### DIRECTIONS
Reproduce all of the data exactly.

### SUPPLIED ENTRIES
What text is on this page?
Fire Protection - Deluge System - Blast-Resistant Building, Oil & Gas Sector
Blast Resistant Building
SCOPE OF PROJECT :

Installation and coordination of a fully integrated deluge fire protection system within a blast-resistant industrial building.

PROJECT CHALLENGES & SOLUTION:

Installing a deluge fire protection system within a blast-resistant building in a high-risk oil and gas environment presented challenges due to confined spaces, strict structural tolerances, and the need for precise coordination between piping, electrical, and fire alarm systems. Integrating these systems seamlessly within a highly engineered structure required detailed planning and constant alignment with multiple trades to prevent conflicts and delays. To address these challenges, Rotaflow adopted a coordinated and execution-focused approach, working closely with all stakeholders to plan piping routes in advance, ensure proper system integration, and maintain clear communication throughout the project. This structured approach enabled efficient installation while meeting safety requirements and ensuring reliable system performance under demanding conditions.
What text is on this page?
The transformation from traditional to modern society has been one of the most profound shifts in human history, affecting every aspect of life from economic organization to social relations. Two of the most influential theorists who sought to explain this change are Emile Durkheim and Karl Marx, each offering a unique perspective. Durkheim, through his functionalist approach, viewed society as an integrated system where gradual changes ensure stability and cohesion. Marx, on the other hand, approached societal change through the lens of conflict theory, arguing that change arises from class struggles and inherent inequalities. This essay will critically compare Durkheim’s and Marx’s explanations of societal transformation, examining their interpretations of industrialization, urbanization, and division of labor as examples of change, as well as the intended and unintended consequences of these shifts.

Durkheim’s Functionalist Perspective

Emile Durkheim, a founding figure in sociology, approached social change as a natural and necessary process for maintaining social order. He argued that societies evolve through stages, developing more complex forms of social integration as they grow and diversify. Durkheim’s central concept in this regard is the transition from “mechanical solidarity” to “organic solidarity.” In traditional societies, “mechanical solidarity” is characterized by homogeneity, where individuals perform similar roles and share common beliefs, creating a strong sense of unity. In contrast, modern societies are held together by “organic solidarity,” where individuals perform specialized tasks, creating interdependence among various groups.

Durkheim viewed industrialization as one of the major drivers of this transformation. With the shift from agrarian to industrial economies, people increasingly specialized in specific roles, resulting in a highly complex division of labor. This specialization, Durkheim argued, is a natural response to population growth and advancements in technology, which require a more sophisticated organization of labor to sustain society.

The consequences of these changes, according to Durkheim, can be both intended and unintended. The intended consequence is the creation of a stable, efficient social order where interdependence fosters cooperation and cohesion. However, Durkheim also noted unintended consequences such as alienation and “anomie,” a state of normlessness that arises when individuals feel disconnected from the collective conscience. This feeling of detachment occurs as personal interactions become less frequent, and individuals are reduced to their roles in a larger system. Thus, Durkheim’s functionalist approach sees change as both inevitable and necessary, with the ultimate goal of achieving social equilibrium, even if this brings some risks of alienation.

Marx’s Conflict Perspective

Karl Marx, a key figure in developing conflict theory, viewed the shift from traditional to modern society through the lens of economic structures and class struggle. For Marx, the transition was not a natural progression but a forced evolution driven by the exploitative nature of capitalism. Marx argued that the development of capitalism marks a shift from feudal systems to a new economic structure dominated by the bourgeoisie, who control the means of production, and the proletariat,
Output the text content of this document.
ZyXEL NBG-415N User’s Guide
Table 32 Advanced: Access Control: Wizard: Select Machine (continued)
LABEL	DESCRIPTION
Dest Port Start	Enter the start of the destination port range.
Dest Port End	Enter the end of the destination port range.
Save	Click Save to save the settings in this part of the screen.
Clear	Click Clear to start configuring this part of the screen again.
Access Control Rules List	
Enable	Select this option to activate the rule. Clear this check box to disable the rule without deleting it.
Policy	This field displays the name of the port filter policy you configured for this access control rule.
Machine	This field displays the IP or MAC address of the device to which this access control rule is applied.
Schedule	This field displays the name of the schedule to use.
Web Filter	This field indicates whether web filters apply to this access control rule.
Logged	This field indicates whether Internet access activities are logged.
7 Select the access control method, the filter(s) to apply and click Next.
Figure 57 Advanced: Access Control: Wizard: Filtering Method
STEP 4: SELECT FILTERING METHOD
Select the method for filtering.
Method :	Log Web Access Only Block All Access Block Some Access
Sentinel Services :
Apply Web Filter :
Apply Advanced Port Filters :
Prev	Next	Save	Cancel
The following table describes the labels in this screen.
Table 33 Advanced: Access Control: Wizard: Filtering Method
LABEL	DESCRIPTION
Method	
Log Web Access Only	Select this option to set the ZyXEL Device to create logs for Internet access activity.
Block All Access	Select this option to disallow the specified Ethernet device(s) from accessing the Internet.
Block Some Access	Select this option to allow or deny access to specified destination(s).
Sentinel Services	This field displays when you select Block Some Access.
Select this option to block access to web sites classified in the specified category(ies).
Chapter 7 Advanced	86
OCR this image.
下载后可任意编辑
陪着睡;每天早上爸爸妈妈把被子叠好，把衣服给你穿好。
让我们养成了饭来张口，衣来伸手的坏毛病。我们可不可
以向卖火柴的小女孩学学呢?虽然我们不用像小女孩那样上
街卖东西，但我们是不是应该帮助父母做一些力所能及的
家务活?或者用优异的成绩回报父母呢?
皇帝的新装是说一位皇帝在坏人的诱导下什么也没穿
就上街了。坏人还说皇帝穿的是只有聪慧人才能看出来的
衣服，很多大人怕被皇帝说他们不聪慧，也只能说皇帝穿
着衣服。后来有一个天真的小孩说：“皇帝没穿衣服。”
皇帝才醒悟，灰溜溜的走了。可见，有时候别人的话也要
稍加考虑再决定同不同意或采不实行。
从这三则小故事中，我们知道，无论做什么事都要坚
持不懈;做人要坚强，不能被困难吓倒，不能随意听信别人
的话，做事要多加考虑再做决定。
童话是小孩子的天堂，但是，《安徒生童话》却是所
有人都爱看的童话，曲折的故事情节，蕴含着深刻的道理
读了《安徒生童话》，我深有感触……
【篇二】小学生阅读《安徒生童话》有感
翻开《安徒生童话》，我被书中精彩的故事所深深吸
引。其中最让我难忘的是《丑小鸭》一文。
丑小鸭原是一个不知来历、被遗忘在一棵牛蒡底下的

### PROBLEM SOLUTION
What text is on this page?
Fire Protection - Deluge System - Blast-Resistant Building, Oil & Gas Sector
Blast Resistant Building
SCOPE OF PROJECT :

Installation and coordination of a fully integrated deluge fire protection system within a blast-resistant industrial building.

PROJECT CHALLENGES & SOLUTION:

Installing a deluge fire protection system within a blast-resistant building in a high-risk oil and gas environment presented challenges due to confined spaces, strict structural tolerances, and the need for precise coordination between piping, electrical, and fire alarm systems. Integrating these systems seamlessly within a highly engineered structure required detailed planning and constant alignment with multiple trades to prevent conflicts and delays. To address these challenges, Rotaflow adopted a coordinated and execution-focused approach, working closely with all stakeholders to plan piping routes in advance, ensure proper system integration, and maintain clear communication throughout the project. This structured approach enabled efficient installation while meeting safety requirements and ensuring reliable system performance under demanding conditions.
What text is on this page?
The transformation from traditional to modern society has been one of the most profound shifts in human history, affecting every aspect of life from economic organization to social relations. Two of the most influential theorists who sought to explain this change are Emile Durkheim and Karl Marx, each offering a unique perspective. Durkheim, through his functionalist approach, viewed society as an integrated system where gradual changes ensure stability and cohesion. Marx, on the other hand, approached societal change through the lens of conflict theory, arguing that change arises from class struggles and inherent inequalities. This essay will critically compare Durkheim’s and Marx’s explanations of societal transformation, examining their interpretations of industrialization, urbanization, and division of labor as examples of change, as well as the intended and unintended consequences of these shifts.

Durkheim’s Functionalist Perspective

Emile Durkheim, a founding figure in sociology, approached social change as a natural and necessary process for maintaining social order. He argued that societies evolve through stages, developing more complex forms of social integration as they grow and diversify. Durkheim’s central concept in this regard is the transition from “mechanical solidarity” to “organic solidarity.” In traditional societies, “mechanical solidarity” is characterized by homogeneity, where individuals perform similar roles and share common beliefs, creating a strong sense of unity. In contrast, modern societies are held together by “organic solidarity,” where individuals perform specialized tasks, creating interdependence among various groups.

Durkheim viewed industrialization as one of the major drivers of this transformation. With the shift from agrarian to industrial economies, people increasingly specialized in specific roles, resulting in a highly complex division of labor. This specialization, Durkheim argued, is a natural response to population growth and advancements in technology, which require a more sophisticated organization of labor to sustain society.

The consequences of these changes, according to Durkheim, can be both intended and unintended. The intended consequence is the creation of a stable, efficient social order where interdependence fosters cooperation and cohesion. However, Durkheim also noted unintended consequences such as alienation and “anomie,” a state of normlessness that arises when individuals feel disconnected from the collective conscience. This feeling of detachment occurs as personal interactions become less frequent, and individuals are reduced to their roles in a larger system. Thus, Durkheim’s functionalist approach sees change as both inevitable and necessary, with the ultimate goal of achieving social equilibrium, even if this brings some risks of alienation.

Marx’s Conflict Perspective

Karl Marx, a key figure in developing conflict theory, viewed the shift from traditional to modern society through the lens of economic structures and class struggle. For Marx, the transition was not a natural progression but a forced evolution driven by the exploitative nature of capitalism. Marx argued that the development of capitalism marks a shift from feudal systems to a new economic structure dominated by the bourgeoisie, who control the means of production, and the proletariat,
Output the text content of this document.
ZyXEL NBG-415N User’s Guide
Table 32 Advanced: Access Control: Wizard: Select Machine (continued)
LABEL	DESCRIPTION
Dest Port Start	Enter the start of the destination port range.
Dest Port End	Enter the end of the destination port range.
Save	Click Save to save the settings in this part of the screen.
Clear	Click Clear to start configuring this part of the screen again.
Access Control Rules List	
Enable	Select this option to activate the rule. Clear this check box to disable the rule without deleting it.
Policy	This field displays the name of the port filter policy you configured for this access control rule.
Machine	This field displays the IP or MAC address of the device to which this access control rule is applied.
Schedule	This field displays the name of the schedule to use.
Web Filter	This field indicates whether web filters apply to this access control rule.
Logged	This field indicates whether Internet access activities are logged.
7 Select the access control method, the filter(s) to apply and click Next.
Figure 57 Advanced: Access Control: Wizard: Filtering Method
STEP 4: SELECT FILTERING METHOD
Select the method for filtering.
Method :	Log Web Access Only Block All Access Block Some Access
Sentinel Services :
Apply Web Filter :
Apply Advanced Port Filters :
Prev	Next	Save	Cancel
The following table describes the labels in this screen.
Table 33 Advanced: Access Control: Wizard: Filtering Method
LABEL	DESCRIPTION
Method	
Log Web Access Only	Select this option to set the ZyXEL Device to create logs for Internet access activity.
Block All Access	Select this option to disallow the specified Ethernet device(s) from accessing the Internet.
Block Some Access	Select this option to allow or deny access to specified destination(s).
Sentinel Services	This field displays when you select Block Some Access.
Select this option to block access to web sites classified in the specified category(ies).
Chapter 7 Advanced	86
OCR this image.
下载后可任意编辑
陪着睡;每天早上爸爸妈妈把被子叠好，把衣服给你穿好。
让我们养成了饭来张口，衣来伸手的坏毛病。我们可不可
以向卖火柴的小女孩学学呢?虽然我们不用像小女孩那样上
街卖东西，但我们是不是应该帮助父母做一些力所能及的
家务活?或者用优异的成绩回报父母呢?
皇帝的新装是说一位皇帝在坏人的诱导下什么也没穿
就上街了。坏人还说皇帝穿的是只有聪慧人才能看出来的
衣服，很多大人怕被皇帝说他们不聪慧，也只能说皇帝穿
着衣服。后来有一个天真的小孩说：“皇帝没穿衣服。”
皇帝才醒悟，灰溜溜的走了。可见，有时候别人的话也要
稍加考虑再决定同不同意或采不实行。
从这三则小故事中，我们知道，无论做什么事都要坚
持不懈;做人要坚强，不能被困难吓倒，不能随意听信别人
的话，做事要多加考虑再做决定。
童话是小孩子的天堂，但是，《安徒生童话》却是所
有人都爱看的童话，曲折的故事情节，蕴含着深刻的道理
读了《安徒生童话》，我深有感触……
【篇二】小学生阅读《安徒生童话》有感
翻开《安徒生童话》，我被书中精彩的故事所深深吸
引。其中最让我难忘的是《丑小鸭》一文。
丑小鸭原是一个不知来历、被遗忘在一棵牛蒡底下的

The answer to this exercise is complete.